Отрывок
Современниками Чаковского были отмороженные большевики во главе с Кочетовым и Шевцовым, были робкие тогда еще русские националисты типа Солоухина и всяких людей из общества охраны памятников, были антисоветчики от Амальрика и Синявского до Бородина и Шафаревича, они не курили сигар, но у них, кажется, все-таки были убеждения, ради которых они были готовы рисковать кто-то благополучием, а кто-то свободой, а кто-то и жизнью. И их больше нет, а Чаковский — есть. «Москва» главный книжный магазин страны. Табличка с Чаковским прямо у входной двери. Лучшая и очень остроумная агитация против любого нонконформизма.
Но мы не любим, когда нас агитируют.

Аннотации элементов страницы
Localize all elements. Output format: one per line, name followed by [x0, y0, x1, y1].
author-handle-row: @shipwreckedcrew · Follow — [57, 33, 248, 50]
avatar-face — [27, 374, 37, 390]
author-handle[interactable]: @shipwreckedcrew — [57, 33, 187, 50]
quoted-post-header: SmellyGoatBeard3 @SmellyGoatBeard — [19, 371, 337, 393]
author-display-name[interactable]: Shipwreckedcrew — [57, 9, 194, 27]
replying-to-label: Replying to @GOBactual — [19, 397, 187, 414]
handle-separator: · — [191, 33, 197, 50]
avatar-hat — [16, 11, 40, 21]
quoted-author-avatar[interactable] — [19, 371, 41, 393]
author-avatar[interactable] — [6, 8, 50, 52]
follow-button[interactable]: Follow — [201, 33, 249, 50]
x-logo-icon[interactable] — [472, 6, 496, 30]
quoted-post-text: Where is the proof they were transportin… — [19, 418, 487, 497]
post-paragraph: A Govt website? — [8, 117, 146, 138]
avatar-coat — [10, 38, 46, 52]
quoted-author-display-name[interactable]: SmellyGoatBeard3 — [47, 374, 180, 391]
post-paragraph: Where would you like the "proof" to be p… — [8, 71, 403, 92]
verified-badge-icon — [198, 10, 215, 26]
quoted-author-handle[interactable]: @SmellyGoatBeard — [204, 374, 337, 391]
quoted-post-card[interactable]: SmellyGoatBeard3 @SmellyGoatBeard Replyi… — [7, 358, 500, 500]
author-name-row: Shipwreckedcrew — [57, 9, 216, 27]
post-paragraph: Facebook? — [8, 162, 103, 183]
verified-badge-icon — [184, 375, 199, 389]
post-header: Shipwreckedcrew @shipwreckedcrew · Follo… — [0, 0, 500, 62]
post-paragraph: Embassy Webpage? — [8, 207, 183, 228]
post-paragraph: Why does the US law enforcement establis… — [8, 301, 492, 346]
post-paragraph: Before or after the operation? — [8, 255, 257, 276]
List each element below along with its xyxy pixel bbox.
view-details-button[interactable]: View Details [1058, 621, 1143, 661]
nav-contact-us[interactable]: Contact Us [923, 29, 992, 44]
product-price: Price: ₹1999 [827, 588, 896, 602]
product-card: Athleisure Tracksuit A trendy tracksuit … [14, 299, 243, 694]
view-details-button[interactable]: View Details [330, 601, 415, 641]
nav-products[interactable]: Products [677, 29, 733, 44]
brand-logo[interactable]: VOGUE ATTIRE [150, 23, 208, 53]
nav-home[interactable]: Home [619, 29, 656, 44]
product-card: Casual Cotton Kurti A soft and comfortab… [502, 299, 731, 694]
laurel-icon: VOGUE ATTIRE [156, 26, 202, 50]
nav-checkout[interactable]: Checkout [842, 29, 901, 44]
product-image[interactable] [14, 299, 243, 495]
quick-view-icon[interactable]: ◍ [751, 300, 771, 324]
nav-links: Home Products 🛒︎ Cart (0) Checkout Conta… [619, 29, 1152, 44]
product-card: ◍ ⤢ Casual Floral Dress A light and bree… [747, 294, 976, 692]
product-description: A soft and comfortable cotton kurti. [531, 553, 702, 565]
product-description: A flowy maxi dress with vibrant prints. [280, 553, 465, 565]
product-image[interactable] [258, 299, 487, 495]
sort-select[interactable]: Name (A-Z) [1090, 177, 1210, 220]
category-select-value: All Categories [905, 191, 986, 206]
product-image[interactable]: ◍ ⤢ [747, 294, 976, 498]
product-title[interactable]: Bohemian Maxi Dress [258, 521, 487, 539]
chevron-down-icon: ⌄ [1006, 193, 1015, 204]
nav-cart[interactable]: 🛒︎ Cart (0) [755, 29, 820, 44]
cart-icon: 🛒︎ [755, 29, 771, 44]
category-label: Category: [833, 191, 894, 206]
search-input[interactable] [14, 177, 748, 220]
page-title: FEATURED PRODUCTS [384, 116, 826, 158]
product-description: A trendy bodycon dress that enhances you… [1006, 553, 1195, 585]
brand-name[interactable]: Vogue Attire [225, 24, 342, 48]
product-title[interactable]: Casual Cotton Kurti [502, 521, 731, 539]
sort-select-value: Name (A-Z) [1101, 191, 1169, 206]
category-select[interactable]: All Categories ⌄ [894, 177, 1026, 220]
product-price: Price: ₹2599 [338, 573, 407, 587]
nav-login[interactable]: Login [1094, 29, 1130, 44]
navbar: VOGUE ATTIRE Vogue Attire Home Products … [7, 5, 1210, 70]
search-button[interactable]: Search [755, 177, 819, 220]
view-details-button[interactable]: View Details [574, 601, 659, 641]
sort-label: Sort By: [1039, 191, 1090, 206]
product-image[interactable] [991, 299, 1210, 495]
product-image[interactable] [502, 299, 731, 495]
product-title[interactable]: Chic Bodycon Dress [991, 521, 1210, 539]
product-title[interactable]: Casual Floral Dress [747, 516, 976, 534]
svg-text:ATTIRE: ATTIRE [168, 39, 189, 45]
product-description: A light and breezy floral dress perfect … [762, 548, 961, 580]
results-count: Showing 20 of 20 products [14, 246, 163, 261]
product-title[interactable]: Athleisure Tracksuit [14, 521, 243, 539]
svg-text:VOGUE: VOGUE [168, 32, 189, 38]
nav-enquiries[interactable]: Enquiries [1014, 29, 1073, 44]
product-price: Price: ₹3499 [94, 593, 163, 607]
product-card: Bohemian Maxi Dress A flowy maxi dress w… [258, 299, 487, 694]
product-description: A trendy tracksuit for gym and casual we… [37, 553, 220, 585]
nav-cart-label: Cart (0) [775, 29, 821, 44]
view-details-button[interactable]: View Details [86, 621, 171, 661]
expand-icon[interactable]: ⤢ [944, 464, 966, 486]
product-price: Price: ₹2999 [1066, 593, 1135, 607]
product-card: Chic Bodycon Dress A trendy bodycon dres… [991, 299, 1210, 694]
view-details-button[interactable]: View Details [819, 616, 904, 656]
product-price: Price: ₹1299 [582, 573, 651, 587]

Задание
Выпишите дословно часть отрывка о Чаковском, начиная со слов «Современниками Чаковского были» и заканчивая словами «против любого нонконформизма.» включительно.

Выполненное задание
Современниками Чаковского были отмороженные большевики во главе с Кочетовым и Шевцовым, были робкие тогда еще русские националисты типа Солоухина и всяких людей из общества охраны памятников, были антисоветчики от Амальрика и Синявского до Бородина и Шафаревича, они не курили сигар, но у них, кажется, все-таки были убеждения, ради которых они были готовы рисковать кто-то благополучием, а кто-то свободой, а кто-то и жизнью. И их больше нет, а Чаковский — есть. «Москва» главный книжный магазин страны. Табличка с Чаковским прямо у входной двери. Лучшая и очень остроумная агитация против любого нонконформизма.